--- START DATA IN THIS EXERCISE ---
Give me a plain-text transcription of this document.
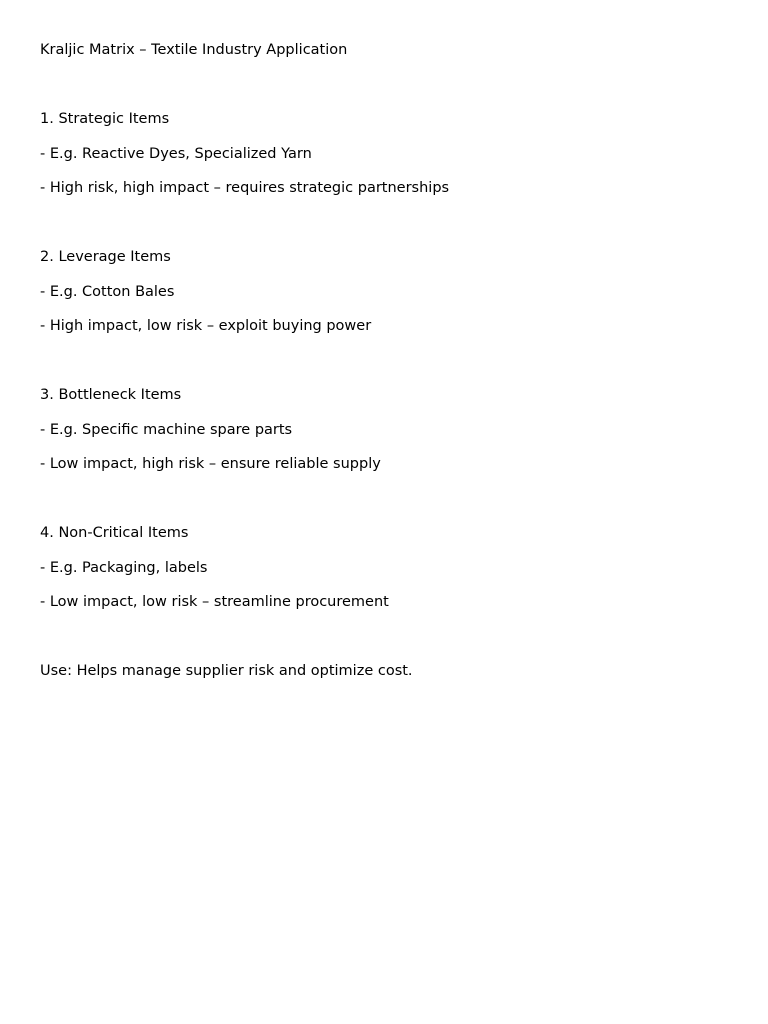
Kraljic Matrix – Textile Industry Application
1. Strategic Items
- E.g. Reactive Dyes, Specialized Yarn
- High risk, high impact – requires strategic partnerships
2. Leverage Items
- E.g. Cotton Bales
- High impact, low risk – exploit buying power
3. Bottleneck Items
- E.g. Specific machine spare parts
- Low impact, high risk – ensure reliable supply
4. Non-Critical Items
- E.g. Packaging, labels
- Low impact, low risk – streamline procurement
Use: Helps manage supplier risk and optimize cost.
--- END DATA IN THIS EXERCISE ---
TASK TO CARRY OUT
Output the data above without changes, apart from leaving out the pictures.

RESULT OF THE EXERCISE
Give me a plain-text transcription of this document.
Kraljic Matrix – Textile Industry Application
1. Strategic Items
- E.g. Reactive Dyes, Specialized Yarn
- High risk, high impact – requires strategic partnerships
2. Leverage Items
- E.g. Cotton Bales
- High impact, low risk – exploit buying power
3. Bottleneck Items
- E.g. Specific machine spare parts
- Low impact, high risk – ensure reliable supply
4. Non-Critical Items
- E.g. Packaging, labels
- Low impact, low risk – streamline procurement
Use: Helps manage supplier risk and optimize cost.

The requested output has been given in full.